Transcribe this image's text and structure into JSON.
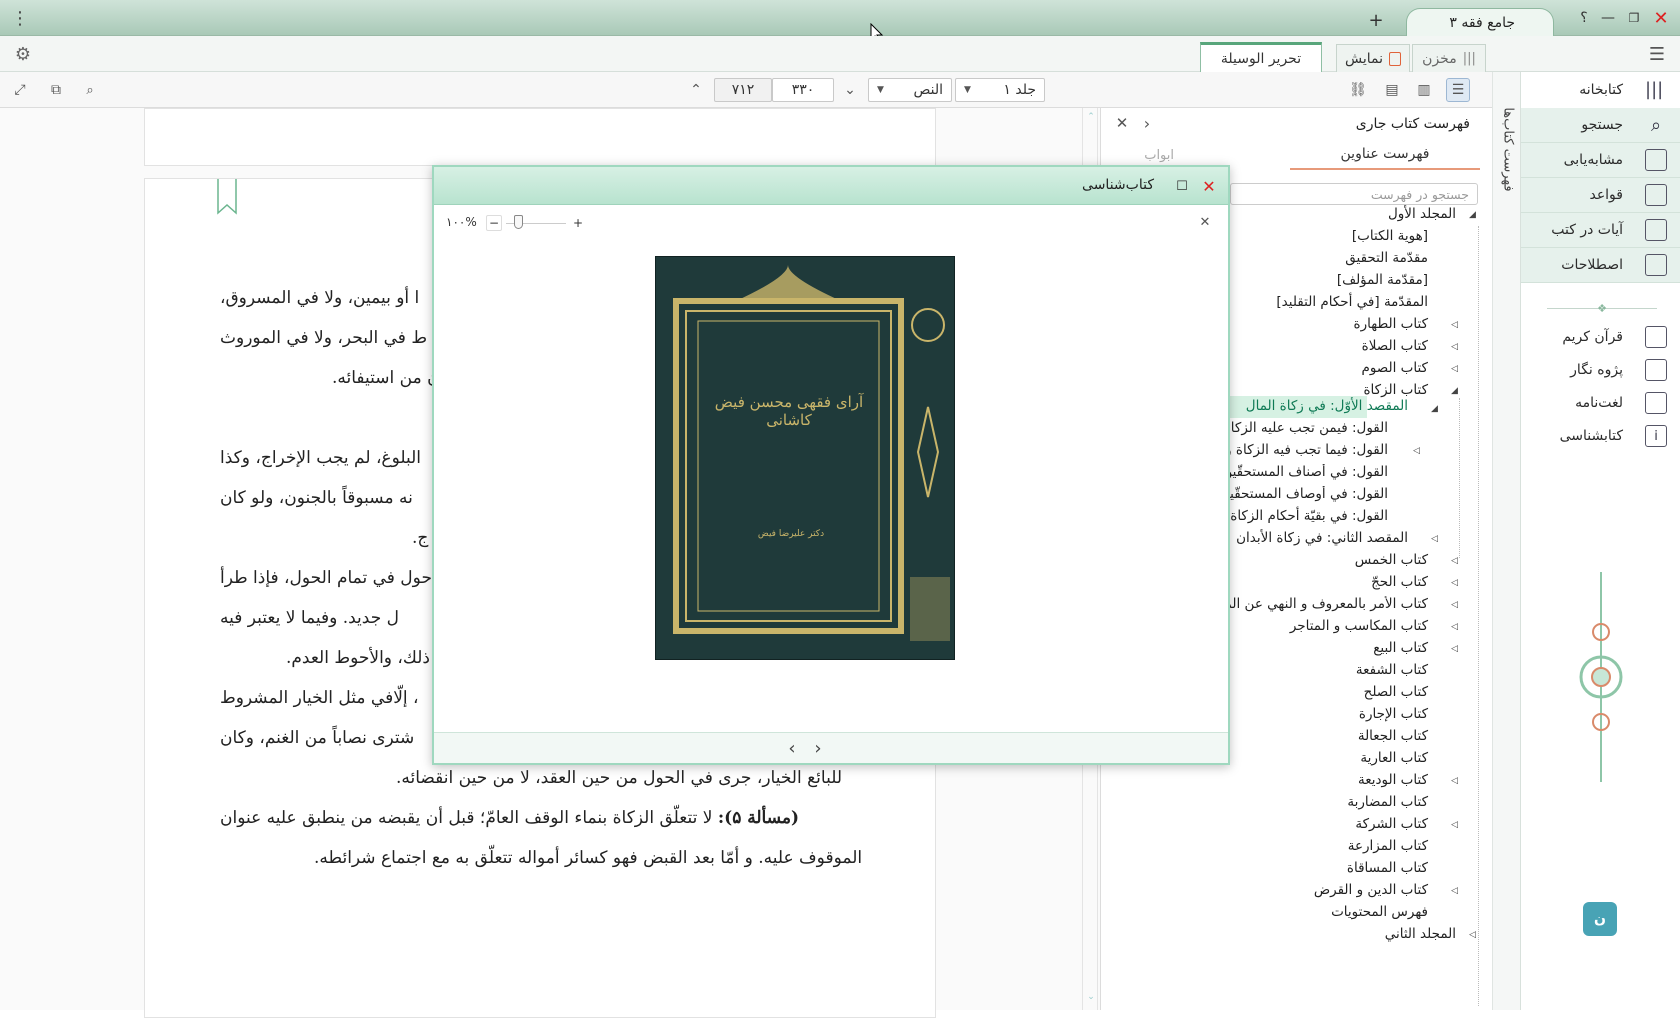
{
  "title_bar": {
    "app_tab": "جامع فقه ۳",
    "new_tab": "+",
    "help": "؟"
  },
  "tab_bar": {
    "tabs": [
      "مخزن",
      "نمایش",
      "تحریر الوسیلة"
    ]
  },
  "toolbar": {
    "volume_select": "جلد ۱",
    "view_select": "النص",
    "page_current": "۳۳۰",
    "page_total": "۷۱۲"
  },
  "sidebar": {
    "vertical_label": "فهرست کتاب‌ها",
    "top_item": "کتابخانه",
    "items": [
      "جستجو",
      "مشابه‌یابی",
      "قواعد",
      "آیات در کتب",
      "اصطلاحات"
    ],
    "tools": [
      "قرآن کریم",
      "پژوه نگار",
      "لغت‌نامه",
      "کتابشناسی"
    ]
  },
  "toc": {
    "header": "فهرست کتاب جاری",
    "tab_titles": "فهرست عناوین",
    "tab_chapters": "ابواب",
    "search_placeholder": "جستجو در فهرست",
    "items": [
      "المجلد الأول",
      "[هوية الكتاب]",
      "مقدّمة التحقيق",
      "[مقدّمة المؤلف]",
      "المقدّمة [في أحكام التقليد]",
      "كتاب الطهارة",
      "كتاب الصلاة",
      "كتاب الصوم",
      "كتاب الزكاة",
      "المقصد الأوّل: في زكاة المال",
      "القول: فيمن تجب عليه الزكاة",
      "القول: فيما تجب فيه الزكاة وما",
      "القول: في أصناف المستحقّين ل",
      "القول: في أوصاف المستحقّين ل",
      "القول: في بقيّة أحكام الزكاة",
      "المقصد الثاني: في زكاة الأبدان",
      "كتاب الخمس",
      "كتاب الحجّ",
      "كتاب الأمر بالمعروف و النهي عن المنك",
      "كتاب المكاسب و المتاجر",
      "كتاب البيع",
      "كتاب الشفعة",
      "كتاب الصلح",
      "كتاب الإجارة",
      "كتاب الجعالة",
      "كتاب العارية",
      "كتاب الوديعة",
      "كتاب المضاربة",
      "كتاب الشركة",
      "كتاب المزارعة",
      "كتاب المساقاة",
      "كتاب الدين و القرض",
      "فهرس المحتويات",
      "المجلد الثاني"
    ]
  },
  "text": {
    "lines": [
      "ا أو بيمين، ولا في المسروق،",
      "ط في البحر، ولا في الموروث",
      "ن من استيفائه.",
      "البلوغ، لم يجب الإخراج، وكذا",
      "نه مسبوقاً بالجنون، ولو كان",
      "ج.",
      "حول في تمام الحول، فإذا طرأ",
      "ل جديد. وفيما لا يعتبر فيه",
      "ذلك، والأحوط العدم.",
      "، إلّافي مثل الخيار المشروط",
      "شترى نصاباً من الغنم، وكان",
      "للبائع الخيار، جرى في الحول من حين العقد، لا من حين انقضائه.",
      "لا تتعلّق الزكاة بنماء الوقف العامّ؛ قبل أن يقبضه من ينطبق عليه عنوان",
      "الموقوف عليه. و أمّا بعد القبض فهو كسائر أمواله تتعلّق به مع اجتماع شرائطه."
    ],
    "mas_label": "(مسألة ۵):"
  },
  "dialog": {
    "title": "کتاب‌شناسی",
    "zoom": "۱۰۰%",
    "cover_title": "آرای فقهی محسن فیض کاشانی",
    "cover_author": "دکتر علیرضا فیض",
    "colors": {
      "accent": "#9fd8bf",
      "cover": "#1f3a3a",
      "gold": "#c9b56a"
    }
  }
}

+ + + + + + +

Problem details: Pictures in the records should not appear in your copy, but everything else must be transcribed exactly.

Solution to this task:
Transcribe this image's text and structure into JSON.
{
  "title_bar": {
    "app_tab": "جامع فقه ۳",
    "new_tab": "+",
    "help": "؟"
  },
  "tab_bar": {
    "tabs": [
      "مخزن",
      "نمایش",
      "تحریر الوسیلة"
    ]
  },
  "toolbar": {
    "volume_select": "جلد ۱",
    "view_select": "النص",
    "page_current": "۳۳۰",
    "page_total": "۷۱۲"
  },
  "sidebar": {
    "vertical_label": "فهرست کتاب‌ها",
    "top_item": "کتابخانه",
    "items": [
      "جستجو",
      "مشابه‌یابی",
      "قواعد",
      "آیات در کتب",
      "اصطلاحات"
    ],
    "tools": [
      "قرآن کریم",
      "پژوه نگار",
      "لغت‌نامه",
      "کتابشناسی"
    ]
  },
  "toc": {
    "header": "فهرست کتاب جاری",
    "tab_titles": "فهرست عناوین",
    "tab_chapters": "ابواب",
    "search_placeholder": "جستجو در فهرست",
    "items": [
      "المجلد الأول",
      "[هوية الكتاب]",
      "مقدّمة التحقيق",
      "[مقدّمة المؤلف]",
      "المقدّمة [في أحكام التقليد]",
      "كتاب الطهارة",
      "كتاب الصلاة",
      "كتاب الصوم",
      "كتاب الزكاة",
      "المقصد الأوّل: في زكاة المال",
      "القول: فيمن تجب عليه الزكاة",
      "القول: فيما تجب فيه الزكاة وما",
      "القول: في أصناف المستحقّين ل",
      "القول: في أوصاف المستحقّين ل",
      "القول: في بقيّة أحكام الزكاة",
      "المقصد الثاني: في زكاة الأبدان",
      "كتاب الخمس",
      "كتاب الحجّ",
      "كتاب الأمر بالمعروف و النهي عن المنك",
      "كتاب المكاسب و المتاجر",
      "كتاب البيع",
      "كتاب الشفعة",
      "كتاب الصلح",
      "كتاب الإجارة",
      "كتاب الجعالة",
      "كتاب العارية",
      "كتاب الوديعة",
      "كتاب المضاربة",
      "كتاب الشركة",
      "كتاب المزارعة",
      "كتاب المساقاة",
      "كتاب الدين و القرض",
      "فهرس المحتويات",
      "المجلد الثاني"
    ]
  },
  "text": {
    "lines": [
      "ا أو بيمين، ولا في المسروق،",
      "ط في البحر، ولا في الموروث",
      "ن من استيفائه.",
      "البلوغ، لم يجب الإخراج، وكذا",
      "نه مسبوقاً بالجنون، ولو كان",
      "ج.",
      "حول في تمام الحول، فإذا طرأ",
      "ل جديد. وفيما لا يعتبر فيه",
      "ذلك، والأحوط العدم.",
      "، إلّافي مثل الخيار المشروط",
      "شترى نصاباً من الغنم، وكان",
      "للبائع الخيار، جرى في الحول من حين العقد، لا من حين انقضائه.",
      "لا تتعلّق الزكاة بنماء الوقف العامّ؛ قبل أن يقبضه من ينطبق عليه عنوان",
      "الموقوف عليه. و أمّا بعد القبض فهو كسائر أمواله تتعلّق به مع اجتماع شرائطه."
    ],
    "mas_label": "(مسألة ۵):"
  },
  "dialog": {
    "title": "کتاب‌شناسی",
    "zoom": "۱۰۰%",
    "cover_title": "آرای فقهی محسن فیض کاشانی",
    "cover_author": "دکتر علیرضا فیض",
    "colors": {
      "accent": "#9fd8bf",
      "cover": "#1f3a3a",
      "gold": "#c9b56a"
    }
  }
}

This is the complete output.